* [TO DO] How many of the lines contain the string "figure"? Give the number, with no other words.

Dataset records on visual material
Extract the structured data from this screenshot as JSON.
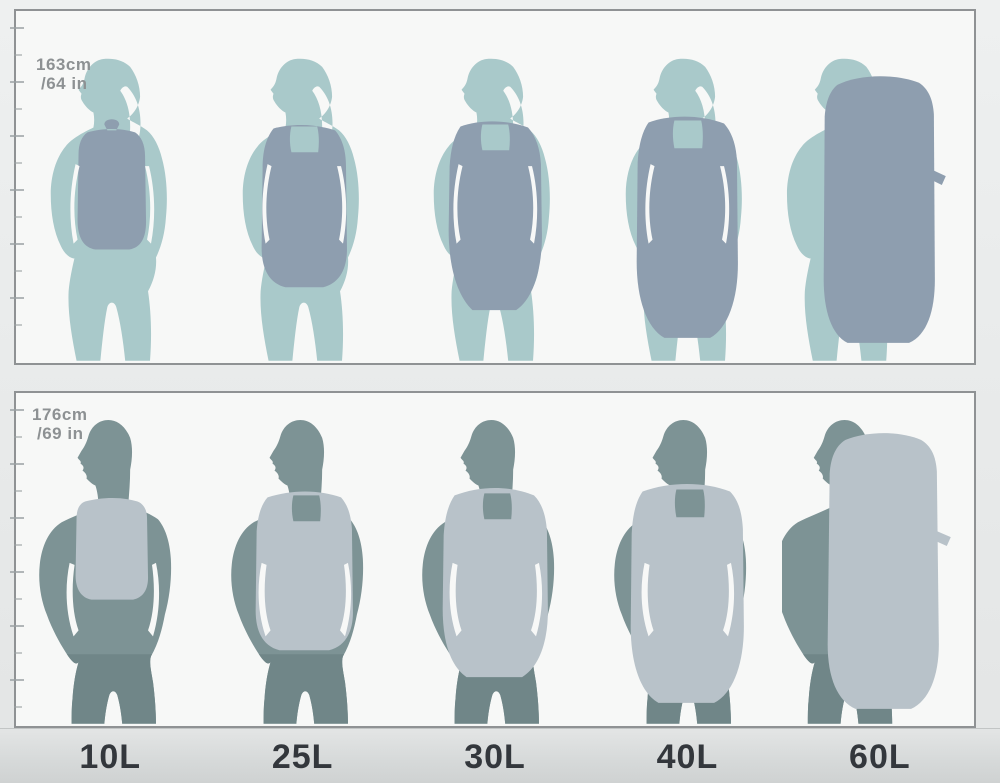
{
  "rows": [
    {
      "figure": "woman-silhouette",
      "height_line1": "163cm",
      "height_line2": "/64 in",
      "bag_sizes": [
        "10L",
        "25L",
        "30L",
        "40L",
        "60L"
      ]
    },
    {
      "figure": "man-silhouette",
      "height_line1": "176cm",
      "height_line2": "/69 in",
      "bag_sizes": [
        "10L",
        "25L",
        "30L",
        "40L",
        "60L"
      ]
    }
  ],
  "size_labels": [
    "10L",
    "25L",
    "30L",
    "40L",
    "60L"
  ],
  "colors": {
    "female_body": "#a9c9ca",
    "female_backpack": "#8e9eaf",
    "male_body": "#7d9395",
    "male_pants": "#708688",
    "male_backpack": "#b8c2c9",
    "panel_background": "#f7f8f7",
    "panel_border": "#8f9294",
    "height_label": "#8d9193",
    "size_label": "#33373c"
  }
}
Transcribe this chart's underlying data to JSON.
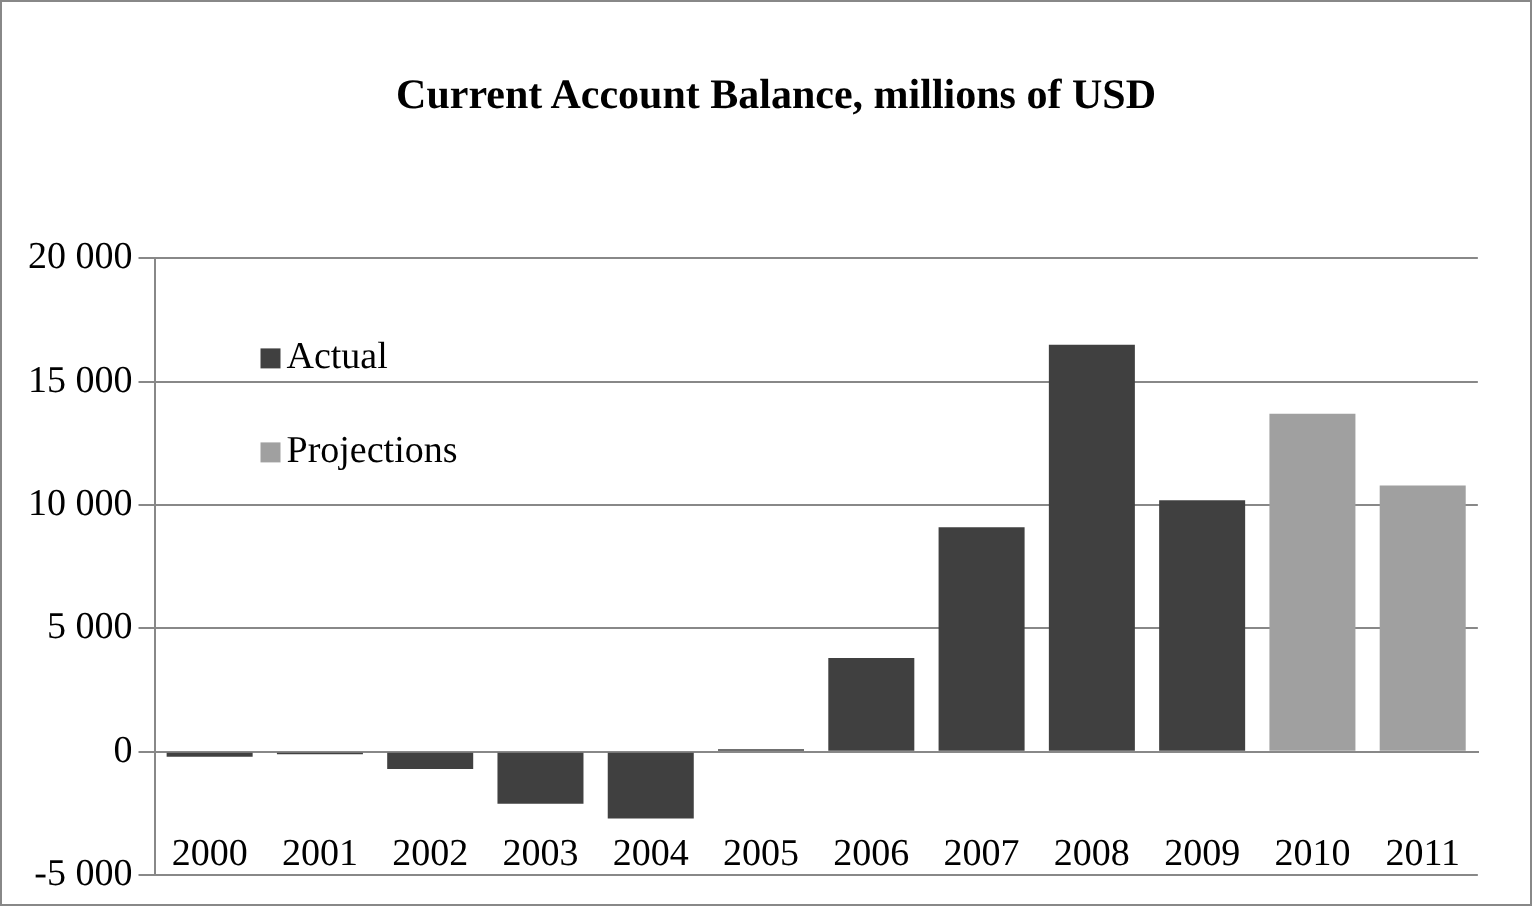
{
  "chart_data": {
    "type": "bar",
    "title": "Current Account Balance, millions of USD",
    "categories": [
      "2000",
      "2001",
      "2002",
      "2003",
      "2004",
      "2005",
      "2006",
      "2007",
      "2008",
      "2009",
      "2010",
      "2011"
    ],
    "series": [
      {
        "name": "Actual",
        "color": "#404040",
        "values": [
          -200,
          -100,
          -700,
          -2100,
          -2700,
          100,
          3800,
          9100,
          16500,
          10200,
          null,
          null
        ]
      },
      {
        "name": "Projections",
        "color": "#a0a0a0",
        "values": [
          null,
          null,
          null,
          null,
          null,
          null,
          null,
          null,
          null,
          null,
          13700,
          10800
        ]
      }
    ],
    "stacked": true,
    "ylim": [
      -5000,
      20000
    ],
    "yticks": [
      {
        "value": -5000,
        "label": "-5 000"
      },
      {
        "value": 0,
        "label": "0"
      },
      {
        "value": 5000,
        "label": "5 000"
      },
      {
        "value": 10000,
        "label": "10 000"
      },
      {
        "value": 15000,
        "label": "15 000"
      },
      {
        "value": 20000,
        "label": "20 000"
      }
    ],
    "grid": "y",
    "legend": "top left"
  }
}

* [COMPLETED TASK] 2